• SHORT TASK: Please convert the material from the line with "Where is each" to the line with "- y-axis-ticks: 1.50" into a two-column CSV headed instruction and output. Put each piece of text and its answer in one row, with every field quoted and line breaks turned into spaces.

--- Start INFORMATION GIVEN ---

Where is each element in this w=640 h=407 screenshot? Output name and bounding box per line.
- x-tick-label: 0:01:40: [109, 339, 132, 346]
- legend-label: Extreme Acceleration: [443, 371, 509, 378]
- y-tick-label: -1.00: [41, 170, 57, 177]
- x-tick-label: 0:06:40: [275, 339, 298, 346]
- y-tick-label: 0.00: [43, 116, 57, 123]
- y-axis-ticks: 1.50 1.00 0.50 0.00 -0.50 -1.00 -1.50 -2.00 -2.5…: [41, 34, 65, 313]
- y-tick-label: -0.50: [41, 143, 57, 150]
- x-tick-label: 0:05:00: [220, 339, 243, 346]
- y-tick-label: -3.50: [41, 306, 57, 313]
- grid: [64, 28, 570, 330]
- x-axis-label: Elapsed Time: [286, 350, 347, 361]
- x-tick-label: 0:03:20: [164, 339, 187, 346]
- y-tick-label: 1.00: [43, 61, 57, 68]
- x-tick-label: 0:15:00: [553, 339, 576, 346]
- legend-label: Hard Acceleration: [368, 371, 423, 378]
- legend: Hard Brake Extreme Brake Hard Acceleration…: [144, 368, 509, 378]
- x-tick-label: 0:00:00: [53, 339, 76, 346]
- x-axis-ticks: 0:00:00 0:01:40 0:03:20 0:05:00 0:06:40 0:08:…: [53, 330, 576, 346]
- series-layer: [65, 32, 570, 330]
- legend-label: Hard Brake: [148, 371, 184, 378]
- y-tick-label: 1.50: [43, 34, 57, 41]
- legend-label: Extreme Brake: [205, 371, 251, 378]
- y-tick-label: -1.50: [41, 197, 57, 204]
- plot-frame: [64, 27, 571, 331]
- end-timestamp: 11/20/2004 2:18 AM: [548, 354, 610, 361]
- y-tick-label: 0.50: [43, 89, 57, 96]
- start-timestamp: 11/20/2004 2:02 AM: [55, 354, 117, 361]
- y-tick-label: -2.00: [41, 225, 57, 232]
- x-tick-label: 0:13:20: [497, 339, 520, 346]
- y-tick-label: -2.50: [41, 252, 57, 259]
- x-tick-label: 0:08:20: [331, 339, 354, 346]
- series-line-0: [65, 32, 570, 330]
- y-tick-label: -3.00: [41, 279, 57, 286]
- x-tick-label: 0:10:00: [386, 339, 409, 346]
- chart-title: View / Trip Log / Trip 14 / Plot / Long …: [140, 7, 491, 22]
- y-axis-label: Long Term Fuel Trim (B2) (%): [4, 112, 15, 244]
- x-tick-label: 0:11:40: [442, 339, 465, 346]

--- End INFORMATION GIVEN ---
--- Start INFORMATION GIVEN ---

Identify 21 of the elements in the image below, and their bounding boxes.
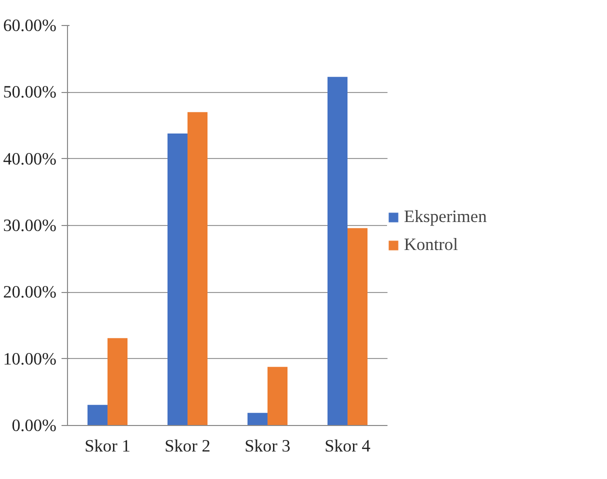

--- End INFORMATION GIVEN ---

• RESPONSE TO THIS TASK:
instruction,output
"Where is each element in this w=640 h=407 screenshot? Output name and bounding box per line.","- x-tick-label: 0:01:40: [109, 339, 132, 346] - legend-label: Extreme Acceleration: [443, 371, 509, 378] - y-tick-label: -1.00: [41, 170, 57, 177] - x-tick-label: 0:06:40: [275, 339, 298, 346] - y-tick-label: 0.00: [43, 116, 57, 123] - y-axis-ticks: 1.50 1.00 0.50 0.00 -0.50 -1.00 -1.50 -2.00 -2.5…: [41, 34, 65, 313]"